--- begin DATASET ---

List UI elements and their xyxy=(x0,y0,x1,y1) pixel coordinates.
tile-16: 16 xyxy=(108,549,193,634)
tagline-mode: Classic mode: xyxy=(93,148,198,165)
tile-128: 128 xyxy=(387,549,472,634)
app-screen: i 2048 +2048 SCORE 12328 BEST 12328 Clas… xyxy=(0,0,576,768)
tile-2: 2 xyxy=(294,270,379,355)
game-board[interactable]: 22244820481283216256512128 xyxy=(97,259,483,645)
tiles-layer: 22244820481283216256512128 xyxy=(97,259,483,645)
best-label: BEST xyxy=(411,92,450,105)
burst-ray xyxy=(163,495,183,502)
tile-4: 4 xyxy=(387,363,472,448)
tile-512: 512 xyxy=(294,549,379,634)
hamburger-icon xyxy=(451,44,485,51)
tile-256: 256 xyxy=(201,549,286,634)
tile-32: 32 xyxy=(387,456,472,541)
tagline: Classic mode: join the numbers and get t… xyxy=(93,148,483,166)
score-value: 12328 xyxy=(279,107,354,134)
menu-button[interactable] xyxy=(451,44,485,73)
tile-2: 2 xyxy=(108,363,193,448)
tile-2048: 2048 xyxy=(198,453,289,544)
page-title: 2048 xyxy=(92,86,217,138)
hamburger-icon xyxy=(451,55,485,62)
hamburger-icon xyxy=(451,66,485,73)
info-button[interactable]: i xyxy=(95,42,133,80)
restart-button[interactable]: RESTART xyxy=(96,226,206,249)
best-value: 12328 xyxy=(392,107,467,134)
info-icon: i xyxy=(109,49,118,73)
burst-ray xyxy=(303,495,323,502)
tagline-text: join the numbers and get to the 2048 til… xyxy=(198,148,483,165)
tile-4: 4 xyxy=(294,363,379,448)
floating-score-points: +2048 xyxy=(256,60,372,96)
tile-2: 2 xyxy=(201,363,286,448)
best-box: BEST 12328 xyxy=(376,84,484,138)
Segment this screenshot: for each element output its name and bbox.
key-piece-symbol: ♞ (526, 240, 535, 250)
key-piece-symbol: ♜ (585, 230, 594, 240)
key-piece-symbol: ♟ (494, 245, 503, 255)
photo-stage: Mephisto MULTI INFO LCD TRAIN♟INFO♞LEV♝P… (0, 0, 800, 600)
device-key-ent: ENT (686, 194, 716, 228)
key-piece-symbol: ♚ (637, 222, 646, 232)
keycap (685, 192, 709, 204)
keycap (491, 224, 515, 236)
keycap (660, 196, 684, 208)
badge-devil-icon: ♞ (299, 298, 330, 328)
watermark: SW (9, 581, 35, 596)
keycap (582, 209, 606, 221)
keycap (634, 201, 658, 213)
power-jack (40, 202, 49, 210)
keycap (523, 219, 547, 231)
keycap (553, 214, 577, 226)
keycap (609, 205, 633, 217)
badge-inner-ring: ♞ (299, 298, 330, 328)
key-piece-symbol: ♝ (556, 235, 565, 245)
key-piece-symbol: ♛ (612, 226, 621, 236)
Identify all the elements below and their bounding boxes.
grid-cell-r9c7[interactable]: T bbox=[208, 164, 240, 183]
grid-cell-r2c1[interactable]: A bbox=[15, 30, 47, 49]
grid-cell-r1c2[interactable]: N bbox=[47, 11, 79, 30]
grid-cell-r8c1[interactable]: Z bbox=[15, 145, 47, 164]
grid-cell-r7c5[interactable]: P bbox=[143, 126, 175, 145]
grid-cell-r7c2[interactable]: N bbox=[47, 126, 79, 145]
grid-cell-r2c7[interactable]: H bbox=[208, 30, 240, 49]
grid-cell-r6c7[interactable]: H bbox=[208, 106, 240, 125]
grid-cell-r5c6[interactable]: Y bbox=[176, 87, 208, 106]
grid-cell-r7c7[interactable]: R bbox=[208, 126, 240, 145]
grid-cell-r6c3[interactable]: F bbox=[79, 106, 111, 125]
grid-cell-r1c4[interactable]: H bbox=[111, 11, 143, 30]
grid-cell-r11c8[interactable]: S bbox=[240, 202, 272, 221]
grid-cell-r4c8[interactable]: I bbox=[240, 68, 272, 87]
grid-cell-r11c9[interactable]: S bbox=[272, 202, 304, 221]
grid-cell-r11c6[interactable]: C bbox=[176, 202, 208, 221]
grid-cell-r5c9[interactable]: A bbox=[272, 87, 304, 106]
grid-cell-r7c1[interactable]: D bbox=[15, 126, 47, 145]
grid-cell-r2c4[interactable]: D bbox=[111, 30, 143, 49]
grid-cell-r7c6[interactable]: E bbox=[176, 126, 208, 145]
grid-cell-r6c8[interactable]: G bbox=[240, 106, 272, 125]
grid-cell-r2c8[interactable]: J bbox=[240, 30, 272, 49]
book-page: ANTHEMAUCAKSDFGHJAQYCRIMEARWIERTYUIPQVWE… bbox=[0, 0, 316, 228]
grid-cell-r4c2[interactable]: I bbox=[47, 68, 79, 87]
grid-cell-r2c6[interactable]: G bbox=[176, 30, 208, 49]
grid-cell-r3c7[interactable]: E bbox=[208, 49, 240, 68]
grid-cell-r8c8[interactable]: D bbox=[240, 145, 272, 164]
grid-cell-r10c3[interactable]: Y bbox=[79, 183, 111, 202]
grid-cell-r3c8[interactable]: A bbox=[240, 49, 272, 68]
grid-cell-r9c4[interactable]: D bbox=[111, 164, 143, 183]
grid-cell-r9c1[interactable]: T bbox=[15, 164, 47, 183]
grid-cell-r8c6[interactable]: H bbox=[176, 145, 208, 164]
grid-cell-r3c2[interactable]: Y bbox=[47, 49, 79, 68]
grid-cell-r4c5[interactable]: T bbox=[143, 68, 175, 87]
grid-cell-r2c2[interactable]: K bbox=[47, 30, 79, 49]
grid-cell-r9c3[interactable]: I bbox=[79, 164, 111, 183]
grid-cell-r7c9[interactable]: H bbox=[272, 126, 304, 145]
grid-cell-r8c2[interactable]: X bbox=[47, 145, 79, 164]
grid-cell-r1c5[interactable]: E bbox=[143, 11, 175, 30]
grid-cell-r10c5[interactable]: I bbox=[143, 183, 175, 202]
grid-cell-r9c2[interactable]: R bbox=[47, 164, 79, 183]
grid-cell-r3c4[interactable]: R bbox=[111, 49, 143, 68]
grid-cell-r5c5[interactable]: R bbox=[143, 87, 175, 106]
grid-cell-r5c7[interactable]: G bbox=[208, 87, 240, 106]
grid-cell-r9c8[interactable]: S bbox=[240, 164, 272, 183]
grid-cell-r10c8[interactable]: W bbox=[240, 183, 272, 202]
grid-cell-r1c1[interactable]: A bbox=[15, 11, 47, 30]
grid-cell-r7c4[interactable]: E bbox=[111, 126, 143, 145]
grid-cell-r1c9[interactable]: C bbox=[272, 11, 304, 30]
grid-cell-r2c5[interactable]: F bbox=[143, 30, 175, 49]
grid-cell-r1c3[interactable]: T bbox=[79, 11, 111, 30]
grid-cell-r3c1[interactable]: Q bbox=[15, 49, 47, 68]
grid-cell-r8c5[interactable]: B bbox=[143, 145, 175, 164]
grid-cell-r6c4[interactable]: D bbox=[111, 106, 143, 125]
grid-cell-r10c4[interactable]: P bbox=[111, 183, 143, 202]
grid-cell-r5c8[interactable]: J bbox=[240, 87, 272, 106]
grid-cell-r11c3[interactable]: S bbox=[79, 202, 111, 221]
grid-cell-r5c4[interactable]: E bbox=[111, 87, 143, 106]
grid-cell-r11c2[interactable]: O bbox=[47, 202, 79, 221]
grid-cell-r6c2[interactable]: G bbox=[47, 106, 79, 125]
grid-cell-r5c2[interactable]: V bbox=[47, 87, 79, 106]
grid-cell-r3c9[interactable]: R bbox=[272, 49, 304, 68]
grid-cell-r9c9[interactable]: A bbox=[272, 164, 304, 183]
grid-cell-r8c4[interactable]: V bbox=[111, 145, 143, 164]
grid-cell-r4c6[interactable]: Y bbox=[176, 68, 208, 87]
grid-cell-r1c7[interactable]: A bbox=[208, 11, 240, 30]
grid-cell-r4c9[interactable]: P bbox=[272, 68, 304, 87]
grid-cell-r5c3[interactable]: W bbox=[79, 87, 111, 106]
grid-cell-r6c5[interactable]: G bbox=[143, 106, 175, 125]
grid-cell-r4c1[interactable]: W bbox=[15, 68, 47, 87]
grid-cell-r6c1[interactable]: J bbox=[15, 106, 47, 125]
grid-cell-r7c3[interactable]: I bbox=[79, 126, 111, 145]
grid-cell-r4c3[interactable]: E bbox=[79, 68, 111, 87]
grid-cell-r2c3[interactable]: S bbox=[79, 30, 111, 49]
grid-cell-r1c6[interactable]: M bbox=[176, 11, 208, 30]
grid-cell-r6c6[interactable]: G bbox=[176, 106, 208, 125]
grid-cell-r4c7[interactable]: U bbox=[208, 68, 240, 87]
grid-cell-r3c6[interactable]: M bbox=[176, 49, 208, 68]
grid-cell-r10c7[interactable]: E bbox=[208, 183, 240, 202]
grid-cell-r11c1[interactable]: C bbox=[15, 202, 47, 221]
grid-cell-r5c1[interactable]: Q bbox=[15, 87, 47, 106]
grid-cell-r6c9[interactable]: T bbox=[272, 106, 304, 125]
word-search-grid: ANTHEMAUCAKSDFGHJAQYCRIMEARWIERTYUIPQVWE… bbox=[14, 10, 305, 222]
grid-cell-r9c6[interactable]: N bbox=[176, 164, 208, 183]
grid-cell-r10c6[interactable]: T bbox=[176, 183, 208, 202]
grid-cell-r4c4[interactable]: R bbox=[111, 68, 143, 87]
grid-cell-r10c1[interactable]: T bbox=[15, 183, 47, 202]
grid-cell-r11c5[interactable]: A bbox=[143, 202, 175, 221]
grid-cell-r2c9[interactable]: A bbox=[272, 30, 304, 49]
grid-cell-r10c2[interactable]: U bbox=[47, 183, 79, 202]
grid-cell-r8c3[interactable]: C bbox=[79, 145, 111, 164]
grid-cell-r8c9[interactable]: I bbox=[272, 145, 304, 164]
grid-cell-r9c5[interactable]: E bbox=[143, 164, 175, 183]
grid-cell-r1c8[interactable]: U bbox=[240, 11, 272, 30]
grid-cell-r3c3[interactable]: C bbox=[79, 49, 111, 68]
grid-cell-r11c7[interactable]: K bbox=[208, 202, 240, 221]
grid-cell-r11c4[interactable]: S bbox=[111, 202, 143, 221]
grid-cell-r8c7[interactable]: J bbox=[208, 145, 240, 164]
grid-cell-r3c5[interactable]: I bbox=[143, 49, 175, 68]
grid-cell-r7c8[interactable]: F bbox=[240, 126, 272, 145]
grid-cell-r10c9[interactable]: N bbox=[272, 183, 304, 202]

--- end DATASET ---

*TO DO:*
Please give the data again from the first line through the line with "tile-2: 2 xyxy=(294,270,379,355)", and nothing beyond it. Swap "SCORE" for "TOTAL" and keep everything else the same.

*WRITTEN SOLUTION:*
List UI elements and their xyxy=(x0,y0,x1,y1) pixel coordinates.
tile-16: 16 xyxy=(108,549,193,634)
tagline-mode: Classic mode: xyxy=(93,148,198,165)
tile-128: 128 xyxy=(387,549,472,634)
app-screen: i 2048 +2048 TOTAL 12328 BEST 12328 Clas… xyxy=(0,0,576,768)
tile-2: 2 xyxy=(294,270,379,355)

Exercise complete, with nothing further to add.